_Direction_
Return all of the data exactly as given.

_Records for processing_
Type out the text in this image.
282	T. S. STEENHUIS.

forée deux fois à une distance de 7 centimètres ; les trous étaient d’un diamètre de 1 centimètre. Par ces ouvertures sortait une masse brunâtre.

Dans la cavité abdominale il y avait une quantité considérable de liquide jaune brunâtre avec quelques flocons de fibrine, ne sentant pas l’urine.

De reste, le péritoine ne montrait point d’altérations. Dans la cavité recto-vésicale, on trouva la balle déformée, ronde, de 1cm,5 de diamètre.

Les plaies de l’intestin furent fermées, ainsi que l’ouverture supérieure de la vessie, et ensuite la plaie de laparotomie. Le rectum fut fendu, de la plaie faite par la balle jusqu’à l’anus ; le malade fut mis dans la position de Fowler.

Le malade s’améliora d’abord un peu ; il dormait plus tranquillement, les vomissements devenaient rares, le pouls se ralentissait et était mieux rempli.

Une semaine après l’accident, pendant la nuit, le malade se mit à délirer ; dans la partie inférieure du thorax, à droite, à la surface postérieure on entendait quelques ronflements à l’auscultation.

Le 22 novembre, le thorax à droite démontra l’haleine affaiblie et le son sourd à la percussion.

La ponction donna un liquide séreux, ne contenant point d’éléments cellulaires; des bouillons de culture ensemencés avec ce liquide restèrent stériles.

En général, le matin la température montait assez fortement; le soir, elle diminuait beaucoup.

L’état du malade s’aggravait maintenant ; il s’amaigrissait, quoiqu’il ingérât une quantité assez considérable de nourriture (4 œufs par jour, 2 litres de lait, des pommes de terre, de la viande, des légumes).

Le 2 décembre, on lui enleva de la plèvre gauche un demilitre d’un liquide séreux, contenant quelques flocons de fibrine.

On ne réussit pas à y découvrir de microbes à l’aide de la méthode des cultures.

_The output_
Type out the text in this image.
282	T. S. STEENHUIS.

forée deux fois à une distance de 7 centimètres ; les trous étaient d’un diamètre de 1 centimètre. Par ces ouvertures sortait une masse brunâtre.

Dans la cavité abdominale il y avait une quantité considérable de liquide jaune brunâtre avec quelques flocons de fibrine, ne sentant pas l’urine.

De reste, le péritoine ne montrait point d’altérations. Dans la cavité recto-vésicale, on trouva la balle déformée, ronde, de 1cm,5 de diamètre.

Les plaies de l’intestin furent fermées, ainsi que l’ouverture supérieure de la vessie, et ensuite la plaie de laparotomie. Le rectum fut fendu, de la plaie faite par la balle jusqu’à l’anus ; le malade fut mis dans la position de Fowler.

Le malade s’améliora d’abord un peu ; il dormait plus tranquillement, les vomissements devenaient rares, le pouls se ralentissait et était mieux rempli.

Une semaine après l’accident, pendant la nuit, le malade se mit à délirer ; dans la partie inférieure du thorax, à droite, à la surface postérieure on entendait quelques ronflements à l’auscultation.

Le 22 novembre, le thorax à droite démontra l’haleine affaiblie et le son sourd à la percussion.

La ponction donna un liquide séreux, ne contenant point d’éléments cellulaires; des bouillons de culture ensemencés avec ce liquide restèrent stériles.

En général, le matin la température montait assez fortement; le soir, elle diminuait beaucoup.

L’état du malade s’aggravait maintenant ; il s’amaigrissait, quoiqu’il ingérât une quantité assez considérable de nourriture (4 œufs par jour, 2 litres de lait, des pommes de terre, de la viande, des légumes).

Le 2 décembre, on lui enleva de la plèvre gauche un demilitre d’un liquide séreux, contenant quelques flocons de fibrine.

On ne réussit pas à y découvrir de microbes à l’aide de la méthode des cultures.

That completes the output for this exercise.